BRIEF ->
Print the records again, character for character.

:: RECORDS PROVIDED

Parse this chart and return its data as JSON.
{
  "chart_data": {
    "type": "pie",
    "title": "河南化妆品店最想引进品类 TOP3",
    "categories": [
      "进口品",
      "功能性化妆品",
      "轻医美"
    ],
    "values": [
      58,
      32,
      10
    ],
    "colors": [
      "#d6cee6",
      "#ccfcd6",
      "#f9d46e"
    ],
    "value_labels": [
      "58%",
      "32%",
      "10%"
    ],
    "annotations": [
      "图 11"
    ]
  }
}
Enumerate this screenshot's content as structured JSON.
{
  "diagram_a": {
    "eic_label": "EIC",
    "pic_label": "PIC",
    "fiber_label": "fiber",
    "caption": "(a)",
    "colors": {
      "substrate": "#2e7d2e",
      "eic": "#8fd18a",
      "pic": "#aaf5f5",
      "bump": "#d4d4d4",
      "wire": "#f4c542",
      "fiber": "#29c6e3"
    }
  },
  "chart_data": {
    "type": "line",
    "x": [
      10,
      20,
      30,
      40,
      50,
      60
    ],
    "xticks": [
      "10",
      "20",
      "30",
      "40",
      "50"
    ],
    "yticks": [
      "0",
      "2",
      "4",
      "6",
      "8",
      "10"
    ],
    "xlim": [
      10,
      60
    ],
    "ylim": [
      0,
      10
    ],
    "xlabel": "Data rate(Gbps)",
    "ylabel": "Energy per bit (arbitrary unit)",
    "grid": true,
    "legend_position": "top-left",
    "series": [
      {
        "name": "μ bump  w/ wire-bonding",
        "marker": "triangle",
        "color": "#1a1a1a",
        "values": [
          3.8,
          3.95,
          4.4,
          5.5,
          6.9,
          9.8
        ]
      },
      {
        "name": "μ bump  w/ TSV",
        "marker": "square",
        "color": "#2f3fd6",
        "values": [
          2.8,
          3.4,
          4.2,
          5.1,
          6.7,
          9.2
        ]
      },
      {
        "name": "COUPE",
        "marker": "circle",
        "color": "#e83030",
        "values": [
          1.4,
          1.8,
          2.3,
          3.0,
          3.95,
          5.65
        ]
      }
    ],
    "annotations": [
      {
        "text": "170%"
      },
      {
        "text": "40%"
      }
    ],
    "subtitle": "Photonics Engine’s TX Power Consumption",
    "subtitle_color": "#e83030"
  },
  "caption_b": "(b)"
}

::::

WORKED ANSWER ->
Parse this chart and return its data as JSON.
{
  "chart_data": {
    "type": "pie",
    "title": "河南化妆品店最想引进品类 TOP3",
    "categories": [
      "进口品",
      "功能性化妆品",
      "轻医美"
    ],
    "values": [
      58,
      32,
      10
    ],
    "colors": [
      "#d6cee6",
      "#ccfcd6",
      "#f9d46e"
    ],
    "value_labels": [
      "58%",
      "32%",
      "10%"
    ],
    "annotations": [
      "图 11"
    ]
  }
}
Enumerate this screenshot's content as structured JSON.
{
  "diagram_a": {
    "eic_label": "EIC",
    "pic_label": "PIC",
    "fiber_label": "fiber",
    "caption": "(a)",
    "colors": {
      "substrate": "#2e7d2e",
      "eic": "#8fd18a",
      "pic": "#aaf5f5",
      "bump": "#d4d4d4",
      "wire": "#f4c542",
      "fiber": "#29c6e3"
    }
  },
  "chart_data": {
    "type": "line",
    "x": [
      10,
      20,
      30,
      40,
      50,
      60
    ],
    "xticks": [
      "10",
      "20",
      "30",
      "40",
      "50"
    ],
    "yticks": [
      "0",
      "2",
      "4",
      "6",
      "8",
      "10"
    ],
    "xlim": [
      10,
      60
    ],
    "ylim": [
      0,
      10
    ],
    "xlabel": "Data rate(Gbps)",
    "ylabel": "Energy per bit (arbitrary unit)",
    "grid": true,
    "legend_position": "top-left",
    "series": [
      {
        "name": "μ bump  w/ wire-bonding",
        "marker": "triangle",
        "color": "#1a1a1a",
        "values": [
          3.8,
          3.95,
          4.4,
          5.5,
          6.9,
          9.8
        ]
      },
      {
        "name": "μ bump  w/ TSV",
        "marker": "square",
        "color": "#2f3fd6",
        "values": [
          2.8,
          3.4,
          4.2,
          5.1,
          6.7,
          9.2
        ]
      },
      {
        "name": "COUPE",
        "marker": "circle",
        "color": "#e83030",
        "values": [
          1.4,
          1.8,
          2.3,
          3.0,
          3.95,
          5.65
        ]
      }
    ],
    "annotations": [
      {
        "text": "170%"
      },
      {
        "text": "40%"
      }
    ],
    "subtitle": "Photonics Engine’s TX Power Consumption",
    "subtitle_color": "#e83030"
  },
  "caption_b": "(b)"
}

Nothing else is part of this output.